── EXTRACTED RECORDS ──
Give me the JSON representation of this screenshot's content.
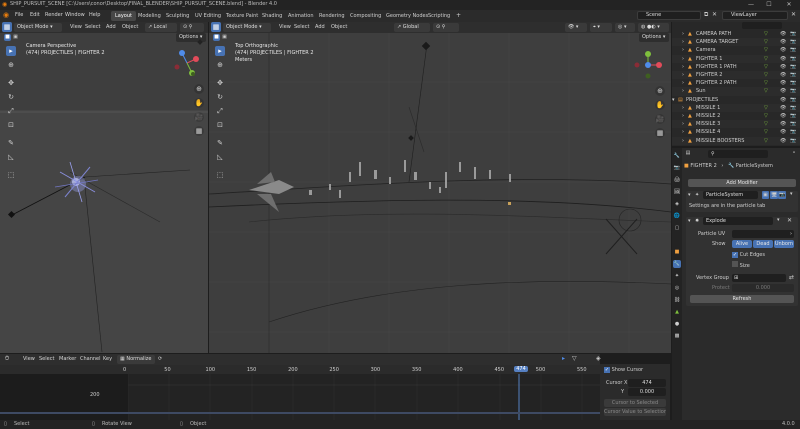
{
  "window": {
    "title": "SHIP_PURSUIT_SCENE [C:\\Users\\conor\\Desktop\\FINAL_BLENDER\\SHIP_PURSUIT_SCENE.blend] - Blender 4.0",
    "minimize": "—",
    "maximize": "☐",
    "close": "✕"
  },
  "menubar": {
    "items": [
      "File",
      "Edit",
      "Render",
      "Window",
      "Help"
    ],
    "workspaces": [
      "Layout",
      "Modeling",
      "Sculpting",
      "UV Editing",
      "Texture Paint",
      "Shading",
      "Animation",
      "Rendering",
      "Compositing",
      "Geometry Nodes",
      "Scripting"
    ],
    "active_workspace": "Layout",
    "scene": "Scene",
    "view_layer": "ViewLayer"
  },
  "viewport_left": {
    "mode": "Object Mode",
    "menus": [
      "View",
      "Select",
      "Add",
      "Object"
    ],
    "transform": "Local",
    "options": "Options",
    "info_title": "Camera Perspective",
    "info_sub": "(474) PROJECTILES | FIGHTER 2"
  },
  "viewport_right": {
    "mode": "Object Mode",
    "menus": [
      "View",
      "Select",
      "Add",
      "Object"
    ],
    "transform": "Global",
    "options": "Options",
    "info_title": "Top Orthographic",
    "info_sub": "(474) PROJECTILES | FIGHTER 2",
    "info_units": "Meters"
  },
  "outliner": {
    "search_placeholder": "",
    "rows": [
      {
        "name": "CAMERA PATH",
        "indent": 1
      },
      {
        "name": "CAMERA TARGET",
        "indent": 1
      },
      {
        "name": "Camera",
        "indent": 1
      },
      {
        "name": "FIGHTER 1",
        "indent": 1
      },
      {
        "name": "FIGHTER 1 PATH",
        "indent": 1
      },
      {
        "name": "FIGHTER 2",
        "indent": 1
      },
      {
        "name": "FIGHTER 2 PATH",
        "indent": 1
      },
      {
        "name": "Sun",
        "indent": 1
      },
      {
        "name": "PROJECTILES",
        "indent": 0
      },
      {
        "name": "MISSILE 1",
        "indent": 1
      },
      {
        "name": "MISSILE 2",
        "indent": 1
      },
      {
        "name": "MISSILE 3",
        "indent": 1
      },
      {
        "name": "MISSILE 4",
        "indent": 1
      },
      {
        "name": "MISSILE BOOSTERS",
        "indent": 1
      }
    ]
  },
  "properties": {
    "breadcrumb_object": "FIGHTER 2",
    "breadcrumb_system": "ParticleSystem",
    "add_modifier": "Add Modifier",
    "particle_modifier": "ParticleSystem",
    "settings_note": "Settings are in the particle tab",
    "explode_modifier": "Explode",
    "particle_uv_label": "Particle UV",
    "show_label": "Show",
    "show_alive": "Alive",
    "show_dead": "Dead",
    "show_unborn": "Unborn",
    "cut_edges": "Cut Edges",
    "size": "Size",
    "vertex_group_label": "Vertex Group",
    "protect_label": "Protect",
    "protect_value": "0.000",
    "refresh": "Refresh"
  },
  "timeline": {
    "menus": [
      "View",
      "Select",
      "Marker",
      "Channel",
      "Key"
    ],
    "normalize": "Normalize",
    "ticks": [
      "0",
      "50",
      "100",
      "150",
      "200",
      "250",
      "300",
      "350",
      "400",
      "450",
      "474",
      "500",
      "550"
    ],
    "current_frame": "474",
    "channel_value": "200",
    "show_cursor": "Show Cursor",
    "cursor_x_label": "Cursor X",
    "cursor_x_value": "474",
    "cursor_y_label": "Y",
    "cursor_y_value": "0.000",
    "cursor_to_selected": "Cursor to Selected",
    "cursor_value_to_selection": "Cursor Value to Selection"
  },
  "statusbar": {
    "left": "Select",
    "mid1": "Rotate View",
    "mid2": "Object",
    "version": "4.0.0"
  },
  "colors": {
    "accent": "#4772b3",
    "viewport_bg": "#3e3e3e",
    "panel_bg": "#2b2b2b",
    "playhead": "#5680c2"
  }
}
───
REQUIRED TASK >>
Return each line in the records that holds the string "MISSILE".

EXERCISE RESULT >>
        "name": "MISSILE 1",
        "name": "MISSILE 2",
        "name": "MISSILE 3",
        "name": "MISSILE 4",
        "name": "MISSILE BOOSTERS",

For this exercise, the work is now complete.